Omit the pictures and output every entry below exactly as written.

-------- RECORDS SUPPLIED

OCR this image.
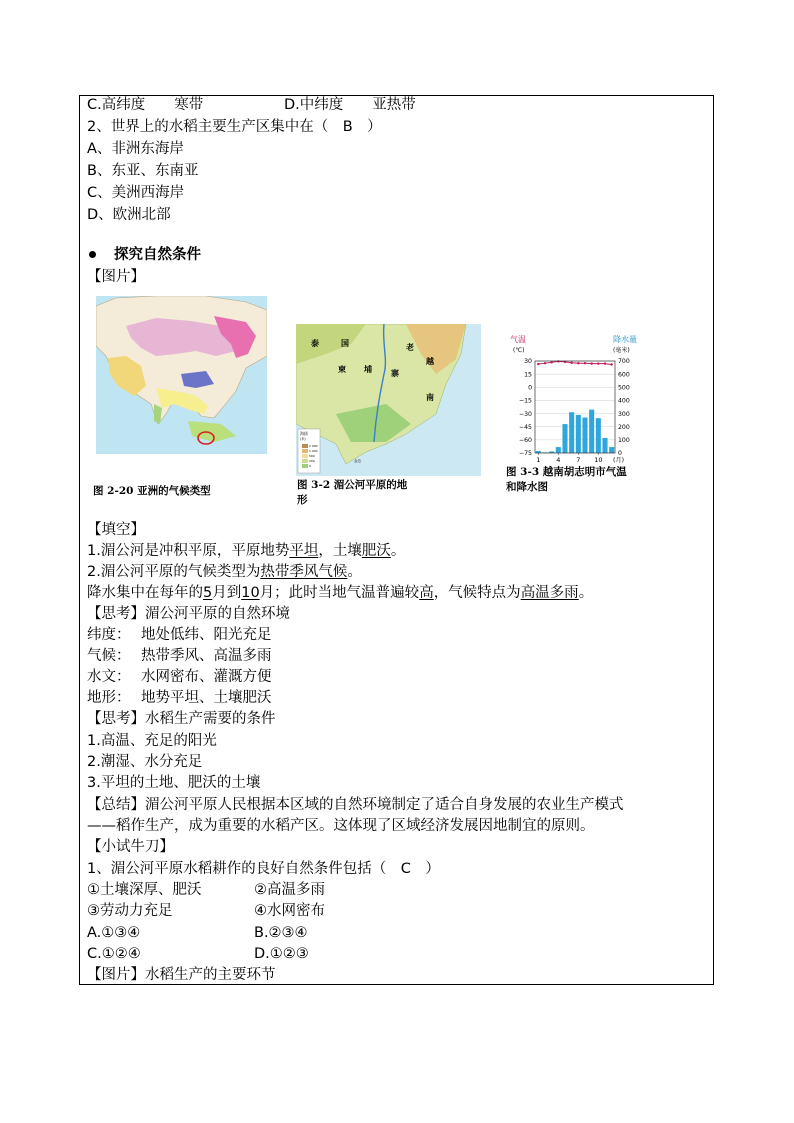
C.高纬度　　寒带	D.中纬度　　亚热带
2、世界上的水稻主要生产区集中在（　B　）
A、非洲东海岸
B、东亚、东南亚
C、美洲西海岸
D、欧洲北部
探究自然条件
【图片】
图 2-20 亚洲的气候类型
海拔
(米)
2 000
1 000
500
200
0
泰	国	老
越
柬 埔 寨
南
金边
图 3-2 湄公河平原的地
形
气温
(℃)
降水量
(毫米)
30	700
15	600
0	500
−15	400
−30	300
−45	200
−60	100
−75	0
1 4 7 10 (月)
图 3-3 越南胡志明市气温
和降水图
【填空】
1.湄公河是冲积平原，平原地势平坦，土壤肥沃。
2.湄公河平原的气候类型为热带季风气候。
降水集中在每年的5月到10月；此时当地气温普遍较高，气候特点为高温多雨。
【思考】湄公河平原的自然环境
纬度： 地处低纬、阳光充足
气候： 热带季风、高温多雨
水文： 水网密布、灌溉方便
地形： 地势平坦、土壤肥沃
【思考】水稻生产需要的条件
1.高温、充足的阳光
2.潮湿、水分充足
3.平坦的土地、肥沃的土壤
【总结】湄公河平原人民根据本区域的自然环境制定了适合自身发展的农业生产模式
——稻作生产，成为重要的水稻产区。这体现了区域经济发展因地制宜的原则。
【小试牛刀】
1、湄公河平原水稻耕作的良好自然条件包括（　C　）
①土壤深厚、肥沃	②高温多雨
③劳动力充足	④水网密布
A.①③④	B.②③④
C.①②④	D.①②③
【图片】水稻生产的主要环节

----------------

SOLUTION>
OCR this image.
C.高纬度　　寒带	D.中纬度　　亚热带
2、世界上的水稻主要生产区集中在（　B　）
A、非洲东海岸
B、东亚、东南亚
C、美洲西海岸
D、欧洲北部
探究自然条件
【图片】
图 2-20 亚洲的气候类型
海拔
(米)
2 000
1 000
500
200
0
泰	国	老
越
柬 埔 寨
南
金边
图 3-2 湄公河平原的地
形
气温
(℃)
降水量
(毫米)
30	700
15	600
0	500
−15	400
−30	300
−45	200
−60	100
−75	0
1 4 7 10 (月)
图 3-3 越南胡志明市气温
和降水图
【填空】
1.湄公河是冲积平原，平原地势平坦，土壤肥沃。
2.湄公河平原的气候类型为热带季风气候。
降水集中在每年的5月到10月；此时当地气温普遍较高，气候特点为高温多雨。
【思考】湄公河平原的自然环境
纬度： 地处低纬、阳光充足
气候： 热带季风、高温多雨
水文： 水网密布、灌溉方便
地形： 地势平坦、土壤肥沃
【思考】水稻生产需要的条件
1.高温、充足的阳光
2.潮湿、水分充足
3.平坦的土地、肥沃的土壤
【总结】湄公河平原人民根据本区域的自然环境制定了适合自身发展的农业生产模式
——稻作生产，成为重要的水稻产区。这体现了区域经济发展因地制宜的原则。
【小试牛刀】
1、湄公河平原水稻耕作的良好自然条件包括（　C　）
①土壤深厚、肥沃	②高温多雨
③劳动力充足	④水网密布
A.①③④	B.②③④
C.①②④	D.①②③
【图片】水稻生产的主要环节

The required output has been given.